##### Task inputs #####

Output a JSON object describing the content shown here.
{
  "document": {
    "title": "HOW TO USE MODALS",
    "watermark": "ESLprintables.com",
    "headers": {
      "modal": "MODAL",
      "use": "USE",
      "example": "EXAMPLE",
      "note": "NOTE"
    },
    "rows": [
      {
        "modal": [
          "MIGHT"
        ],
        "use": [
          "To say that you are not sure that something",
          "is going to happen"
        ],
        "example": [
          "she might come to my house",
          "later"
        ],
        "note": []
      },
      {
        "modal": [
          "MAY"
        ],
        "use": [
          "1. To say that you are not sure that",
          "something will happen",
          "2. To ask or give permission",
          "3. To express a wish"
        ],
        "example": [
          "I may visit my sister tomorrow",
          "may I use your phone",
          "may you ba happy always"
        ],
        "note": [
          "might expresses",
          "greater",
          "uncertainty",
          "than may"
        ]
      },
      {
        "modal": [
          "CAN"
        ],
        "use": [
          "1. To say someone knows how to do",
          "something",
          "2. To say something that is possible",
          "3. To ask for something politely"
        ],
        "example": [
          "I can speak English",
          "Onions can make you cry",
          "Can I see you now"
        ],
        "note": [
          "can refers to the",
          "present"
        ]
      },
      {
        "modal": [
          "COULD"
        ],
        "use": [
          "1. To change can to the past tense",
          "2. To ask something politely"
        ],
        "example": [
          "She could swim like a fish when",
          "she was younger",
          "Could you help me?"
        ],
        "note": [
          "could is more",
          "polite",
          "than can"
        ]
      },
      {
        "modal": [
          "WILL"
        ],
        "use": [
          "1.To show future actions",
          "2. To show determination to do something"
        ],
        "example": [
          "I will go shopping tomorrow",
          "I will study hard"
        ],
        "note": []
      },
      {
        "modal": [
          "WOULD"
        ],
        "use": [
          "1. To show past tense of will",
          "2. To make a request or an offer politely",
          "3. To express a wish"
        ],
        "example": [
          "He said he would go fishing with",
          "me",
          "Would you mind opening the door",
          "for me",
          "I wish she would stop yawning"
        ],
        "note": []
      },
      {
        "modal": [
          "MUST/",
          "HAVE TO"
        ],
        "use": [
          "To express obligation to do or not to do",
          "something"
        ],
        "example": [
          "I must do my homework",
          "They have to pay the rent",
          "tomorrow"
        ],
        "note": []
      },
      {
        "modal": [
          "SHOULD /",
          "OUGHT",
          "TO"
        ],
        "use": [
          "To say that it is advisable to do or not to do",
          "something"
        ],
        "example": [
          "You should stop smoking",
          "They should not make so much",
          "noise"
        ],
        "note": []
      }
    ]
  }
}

#####

_Stated exercise_
Pull out all lines containing "make".

_Task solution_
          "Onions can make you cry",
          "2. To make a request or an offer politely",
          "They should not make so much",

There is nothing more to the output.